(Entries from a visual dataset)
>> BEGIN

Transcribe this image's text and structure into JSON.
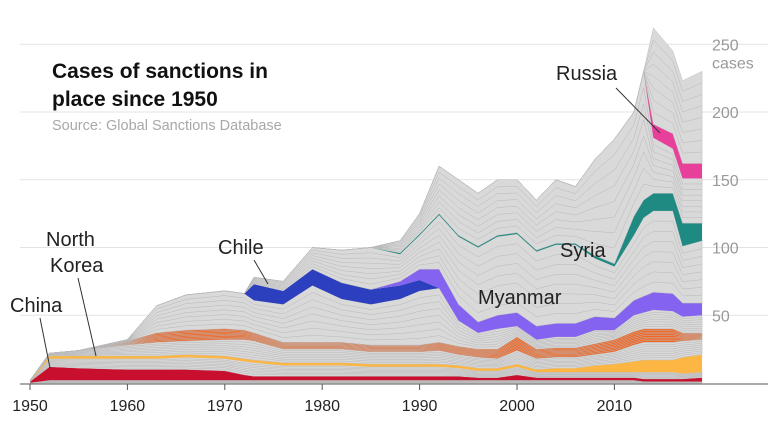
{
  "chart_data": {
    "type": "area",
    "stacked": true,
    "title": "Cases of sanctions in place since 1950",
    "subtitle": "Source: Global Sanctions Database",
    "y_unit": "cases",
    "ylim": [
      0,
      260
    ],
    "xlim": [
      1950,
      2019
    ],
    "yticks": [
      50,
      100,
      150,
      200,
      250
    ],
    "xticks": [
      1950,
      1960,
      1970,
      1980,
      1990,
      2000,
      2010
    ],
    "grid": true,
    "x": [
      1950,
      1952,
      1955,
      1960,
      1963,
      1966,
      1970,
      1972,
      1973,
      1976,
      1979,
      1982,
      1985,
      1988,
      1990,
      1992,
      1994,
      1996,
      1998,
      2000,
      2002,
      2004,
      2006,
      2008,
      2010,
      2012,
      2013,
      2014,
      2016,
      2017,
      2019
    ],
    "series": [
      {
        "color": "#d9d9d9",
        "values": [
          0,
          2,
          2,
          2,
          2,
          2,
          2,
          2,
          2,
          2,
          2,
          2,
          2,
          2,
          2,
          2,
          2,
          2,
          2,
          2,
          2,
          2,
          2,
          2,
          2,
          2,
          1,
          1,
          1,
          1,
          1
        ]
      },
      {
        "name": "China",
        "color": "#c8102e",
        "values": [
          1,
          10,
          9,
          8,
          8,
          8,
          7,
          4,
          3,
          3,
          3,
          3,
          3,
          3,
          3,
          3,
          3,
          2,
          2,
          4,
          2,
          2,
          2,
          2,
          2,
          2,
          2,
          2,
          2,
          2,
          3
        ]
      },
      {
        "color": "#d9d9d9",
        "values": [
          0,
          6,
          7,
          8,
          8,
          9,
          9,
          10,
          10,
          8,
          8,
          8,
          7,
          7,
          7,
          7,
          6,
          5,
          5,
          6,
          4,
          4,
          4,
          4,
          4,
          4,
          5,
          5,
          5,
          4,
          4
        ]
      },
      {
        "name": "North Korea",
        "color": "#fdb643",
        "values": [
          0.5,
          2,
          2,
          2,
          2,
          2,
          2,
          2,
          2,
          2,
          2,
          2,
          2,
          2,
          2,
          2,
          2,
          2,
          2,
          2,
          2,
          3,
          3,
          5,
          6,
          8,
          9,
          9,
          9,
          12,
          13
        ]
      },
      {
        "color": "#d9d9d9",
        "values": [
          0.5,
          2,
          4,
          8,
          10,
          10,
          12,
          14,
          14,
          10,
          10,
          10,
          9,
          9,
          9,
          10,
          8,
          8,
          7,
          10,
          8,
          8,
          8,
          8,
          9,
          12,
          13,
          13,
          13,
          12,
          11
        ]
      },
      {
        "color": "#f26522",
        "values": [
          0,
          0,
          0,
          3,
          7,
          8,
          8,
          7,
          6,
          5,
          5,
          5,
          5,
          5,
          5,
          6,
          6,
          6,
          7,
          10,
          7,
          7,
          7,
          8,
          9,
          10,
          10,
          10,
          10,
          6,
          5
        ]
      },
      {
        "color": "#d9d9d9",
        "values": [
          0,
          0,
          0,
          1,
          20,
          26,
          28,
          27,
          24,
          28,
          42,
          32,
          30,
          34,
          40,
          40,
          19,
          12,
          15,
          8,
          7,
          8,
          8,
          10,
          7,
          12,
          12,
          14,
          13,
          12,
          13
        ]
      },
      {
        "name": "Chile",
        "color": "#2c3fbf",
        "values": [
          0,
          0,
          0,
          0,
          0,
          0,
          0,
          0,
          12,
          10,
          12,
          12,
          11,
          10,
          8,
          0,
          0,
          0,
          0,
          0,
          0,
          0,
          0,
          0,
          0,
          0,
          0,
          0,
          0,
          0,
          0
        ]
      },
      {
        "name": "Myanmar",
        "color": "#8463f0",
        "values": [
          0,
          0,
          0,
          0,
          0,
          0,
          0,
          0,
          0,
          0,
          0,
          0,
          0,
          3,
          8,
          14,
          12,
          8,
          10,
          10,
          10,
          10,
          10,
          10,
          9,
          11,
          12,
          13,
          13,
          10,
          9
        ]
      },
      {
        "color": "#d9d9d9",
        "values": [
          0,
          0,
          0,
          0,
          0,
          0,
          0,
          0,
          5,
          7,
          16,
          24,
          31,
          20,
          25,
          40,
          50,
          55,
          58,
          58,
          55,
          58,
          58,
          43,
          38,
          48,
          58,
          60,
          61,
          42,
          46
        ]
      },
      {
        "name": "Syria",
        "color": "#1f8a82",
        "values": [
          0,
          0,
          0,
          0,
          0,
          0,
          0,
          0,
          0,
          0,
          0,
          0,
          0,
          1,
          1,
          1,
          1,
          1,
          1,
          1,
          1,
          1,
          1,
          2,
          2,
          14,
          13,
          13,
          13,
          17,
          13
        ]
      },
      {
        "color": "#d9d9d9",
        "values": [
          0,
          0,
          0,
          0,
          0,
          0,
          0,
          0,
          0,
          0,
          0,
          0,
          0,
          9,
          15,
          35,
          41,
          39,
          41,
          39,
          37,
          47,
          42,
          71,
          92,
          77,
          95,
          41,
          33,
          33,
          33
        ]
      },
      {
        "name": "Russia",
        "color": "#e8409a",
        "values": [
          0,
          0,
          0,
          0,
          0,
          0,
          0,
          0,
          0,
          0,
          0,
          0,
          0,
          0,
          0,
          0,
          0,
          0,
          0,
          0,
          0,
          0,
          0,
          0,
          0,
          0,
          0,
          10,
          11,
          11,
          11
        ]
      },
      {
        "color": "#d9d9d9",
        "values": [
          0,
          0,
          0,
          0,
          0,
          0,
          0,
          0,
          0,
          0,
          0,
          0,
          0,
          0,
          0,
          0,
          0,
          0,
          0,
          0,
          0,
          0,
          0,
          0,
          0,
          0,
          0,
          71,
          61,
          61,
          68
        ]
      }
    ],
    "annotations": [
      "China",
      "North",
      "Korea",
      "Chile",
      "Myanmar",
      "Syria",
      "Russia"
    ]
  }
}
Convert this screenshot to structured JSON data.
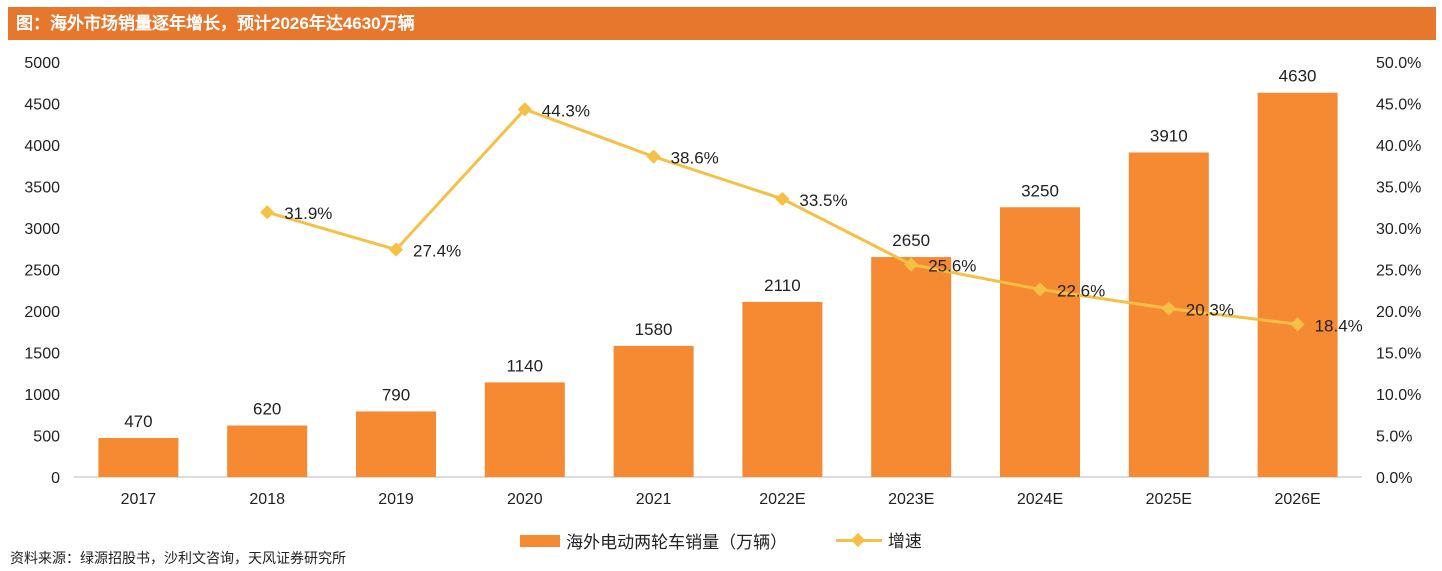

>> END

• [Given task]: Go through the listing above and locate each line that holds the word "this". Copy those lines.

• [Task answer]:
Transcribe this image's text and structure into JSON.
Convert this screenshot to structured JSON data.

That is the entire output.